Saved entries:
········
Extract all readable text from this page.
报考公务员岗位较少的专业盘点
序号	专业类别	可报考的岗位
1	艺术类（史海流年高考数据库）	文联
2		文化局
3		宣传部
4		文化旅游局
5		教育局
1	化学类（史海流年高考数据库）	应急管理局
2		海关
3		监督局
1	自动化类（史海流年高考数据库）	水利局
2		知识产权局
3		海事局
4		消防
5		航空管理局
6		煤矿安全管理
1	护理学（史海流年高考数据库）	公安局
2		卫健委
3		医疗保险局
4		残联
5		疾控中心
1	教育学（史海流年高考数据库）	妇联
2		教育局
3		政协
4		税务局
········
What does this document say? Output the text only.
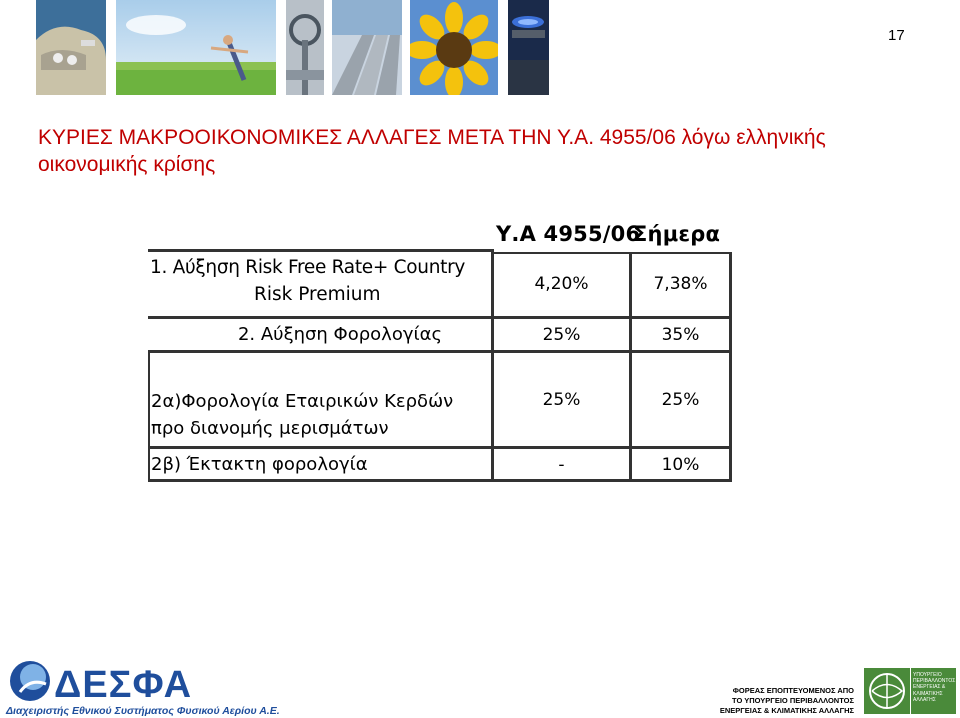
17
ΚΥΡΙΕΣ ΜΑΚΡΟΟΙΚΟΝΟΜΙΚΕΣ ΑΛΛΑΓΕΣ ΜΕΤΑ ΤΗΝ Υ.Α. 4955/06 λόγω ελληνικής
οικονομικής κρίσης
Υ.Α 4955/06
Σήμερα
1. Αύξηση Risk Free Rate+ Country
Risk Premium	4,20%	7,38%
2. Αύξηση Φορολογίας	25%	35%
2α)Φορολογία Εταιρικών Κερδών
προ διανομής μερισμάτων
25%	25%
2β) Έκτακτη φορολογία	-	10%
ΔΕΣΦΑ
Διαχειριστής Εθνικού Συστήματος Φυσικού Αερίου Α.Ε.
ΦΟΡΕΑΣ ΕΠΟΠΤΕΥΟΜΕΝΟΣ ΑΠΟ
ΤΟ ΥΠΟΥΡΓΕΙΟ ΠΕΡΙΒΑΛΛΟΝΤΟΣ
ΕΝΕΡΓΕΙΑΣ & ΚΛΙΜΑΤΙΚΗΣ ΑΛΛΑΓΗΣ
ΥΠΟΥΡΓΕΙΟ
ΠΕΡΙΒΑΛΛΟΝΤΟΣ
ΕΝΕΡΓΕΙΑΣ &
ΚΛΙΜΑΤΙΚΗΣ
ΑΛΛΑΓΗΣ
········
From the data above, show each line that contains "Αύξηση".

1. Αύξηση Risk Free Rate+ Country
2. Αύξηση Φορολογίας	25%	35%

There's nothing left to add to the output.